_Texto mostrado:_
◆ ◆ ◆ ◆

Cabe notar que también en este barrio existen numerosos alcohólicos, y que la preocupación del padre Daniel Stretch logró la edificación del primer alberque de alcohólicos, debido a la elevada cantidad de personas que dormían cada noche en las calles del vecindario. La mayoría de sus cantinas atienden en horas de la noche, hasta la madrugada, y muchas de ellas están tan bien camufladas que solamente son conocidas por los clientes asiduos.

Los "artilleros" que vienen de otras zonas, especialmente de Chijini, inicialmente frecuentan "las K´isistas", "Los pitufos", "El Sanjicho", "El Zeballos" y "La Academis". De allí al "Cementerio" sólo hay un paso, porque hay que subir la calle que parte del estadio Bolívar, y entrar en uno de los tantos callejones hasta llegar a la pileta pública. Se entra por la izquierda por un callejón lateral, y se busca la única puerta de garaje que existe. Se golpea la puerta, y uno de los muchos clientes que están adentro será el encargado de abrirla. Lo primero que uno ve es el patio de tierra apisonada bordeado de bancos donde las personas están bebiendo, y si uno tienen amigos entre los allí presentes, es fácil que lo acepten sin recelo alguno. A primera vista, parece una cantina igual o peor que las demás; y si no fuera por los dos cuartos cerrados con candados que tiene al fondo, aquí no pasaría nada.

◆ ◆ ◆ ◆

_Partes del ejercicio:_
1. Según el texto sobre las cantinas del barrio, ¿de qué zona vienen especialmente los "artilleros"?
2. Continúa el texto sobre las cantinas del barrio a partir de su última oración.

_Filas mostradas:_
◆ ◆ ◆ ◆

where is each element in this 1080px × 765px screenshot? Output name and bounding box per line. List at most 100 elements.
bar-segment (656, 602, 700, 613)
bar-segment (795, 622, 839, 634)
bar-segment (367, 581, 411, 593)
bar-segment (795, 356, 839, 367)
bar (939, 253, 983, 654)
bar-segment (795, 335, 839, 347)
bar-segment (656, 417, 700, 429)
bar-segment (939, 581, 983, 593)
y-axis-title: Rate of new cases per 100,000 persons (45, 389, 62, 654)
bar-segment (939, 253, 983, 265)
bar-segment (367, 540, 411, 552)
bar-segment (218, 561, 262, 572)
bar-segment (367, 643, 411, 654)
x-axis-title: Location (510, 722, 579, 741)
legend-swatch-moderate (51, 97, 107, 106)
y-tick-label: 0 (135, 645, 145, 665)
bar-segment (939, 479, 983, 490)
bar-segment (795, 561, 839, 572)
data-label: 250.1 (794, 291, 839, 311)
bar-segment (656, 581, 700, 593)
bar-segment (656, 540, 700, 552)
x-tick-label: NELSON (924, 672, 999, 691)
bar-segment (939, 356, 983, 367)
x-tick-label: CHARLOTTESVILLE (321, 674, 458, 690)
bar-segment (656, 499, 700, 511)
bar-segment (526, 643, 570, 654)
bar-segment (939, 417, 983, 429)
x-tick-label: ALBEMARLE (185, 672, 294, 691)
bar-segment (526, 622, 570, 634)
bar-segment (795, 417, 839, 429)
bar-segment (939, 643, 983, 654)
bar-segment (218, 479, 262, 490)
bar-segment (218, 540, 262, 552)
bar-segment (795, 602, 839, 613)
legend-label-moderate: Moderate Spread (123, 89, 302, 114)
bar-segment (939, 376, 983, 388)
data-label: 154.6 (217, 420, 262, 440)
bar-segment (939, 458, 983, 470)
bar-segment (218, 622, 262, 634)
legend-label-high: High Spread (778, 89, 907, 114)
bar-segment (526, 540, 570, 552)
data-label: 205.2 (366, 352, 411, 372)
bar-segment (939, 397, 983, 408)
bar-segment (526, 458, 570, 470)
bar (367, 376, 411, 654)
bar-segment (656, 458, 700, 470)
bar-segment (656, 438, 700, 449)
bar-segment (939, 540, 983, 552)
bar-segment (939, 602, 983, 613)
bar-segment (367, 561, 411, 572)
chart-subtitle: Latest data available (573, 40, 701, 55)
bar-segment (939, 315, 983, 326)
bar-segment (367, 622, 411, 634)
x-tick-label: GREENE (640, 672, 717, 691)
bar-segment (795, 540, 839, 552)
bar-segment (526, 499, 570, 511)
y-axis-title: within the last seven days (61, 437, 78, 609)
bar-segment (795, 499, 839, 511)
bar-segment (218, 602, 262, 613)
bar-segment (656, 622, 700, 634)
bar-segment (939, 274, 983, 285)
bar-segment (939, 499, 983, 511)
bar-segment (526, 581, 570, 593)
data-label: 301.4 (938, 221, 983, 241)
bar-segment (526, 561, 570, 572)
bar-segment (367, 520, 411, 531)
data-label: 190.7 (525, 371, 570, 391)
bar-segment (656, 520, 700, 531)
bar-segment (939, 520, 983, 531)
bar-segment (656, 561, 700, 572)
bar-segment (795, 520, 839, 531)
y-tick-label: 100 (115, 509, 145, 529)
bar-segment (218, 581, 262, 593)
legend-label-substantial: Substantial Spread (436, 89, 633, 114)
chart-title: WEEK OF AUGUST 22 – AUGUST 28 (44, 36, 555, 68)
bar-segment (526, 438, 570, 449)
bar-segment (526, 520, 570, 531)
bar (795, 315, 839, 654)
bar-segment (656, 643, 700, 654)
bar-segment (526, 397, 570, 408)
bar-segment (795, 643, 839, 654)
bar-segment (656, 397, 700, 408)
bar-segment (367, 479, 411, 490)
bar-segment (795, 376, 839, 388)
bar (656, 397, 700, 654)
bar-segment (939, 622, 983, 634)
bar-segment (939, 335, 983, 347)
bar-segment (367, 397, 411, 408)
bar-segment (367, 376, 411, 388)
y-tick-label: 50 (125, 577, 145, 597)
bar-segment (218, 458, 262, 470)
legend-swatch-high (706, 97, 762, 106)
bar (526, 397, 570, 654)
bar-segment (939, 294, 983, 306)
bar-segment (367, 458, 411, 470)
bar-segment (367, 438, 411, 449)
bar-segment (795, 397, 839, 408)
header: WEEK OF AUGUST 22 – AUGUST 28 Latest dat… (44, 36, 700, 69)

◆ ◆ ◆ ◆

_Respuestas de la actividad:_
1. De Chijini.

2.
Quienes van con ánimo de quedarse definitivamente, no lo hacen con los bolsillos vacíos. En este tugurio el trago cuenta plata, y hay que garlo; y para ir a matarse con la bebida sin que nadie moleste, el "artillero" deberá llevarse por lo menos 100 bolivianos. Doña Hortencia no hace preguntas, y cuando uno le consulta si es que alguno de los cuartos está vacío, ella sabe muy bien qué es lo que le están preguntando. Disimuladamente lleva al cliente al interior del cuarto disponible, y tras entregarle una jarra pequeña llena de trago, cierra con candado la puerta, y lo deja encerrado adentro. La pieza es pequeña. Consta de una mesa y su silla, un viejo colchón de paja en el suelo, una lata de manteca a manera de urinario en una de las esquinas, y el foco encendido empotrado en el tumbado.

La comida está prohibida, y al que está dentro no se le da ni el saludo, amén que a los clientes que están bebiendo fuera tampoco les interesa. La soledad que necesita el dipsómano está asegurada. Otra cosa que hay que anotar, es que en esta cantina no se escucha música alguna; y las conversaciones son desarrolladas casi susurrando, que parecen charlas de velorios. Cuando a la persona se le ha terminado la bebida, lo único que tienen que hacer es llamar a la puerta del cuarto, y no faltará quién avise a la doña para que atienda el pedido, que no es otro que una nueva jarra de trago.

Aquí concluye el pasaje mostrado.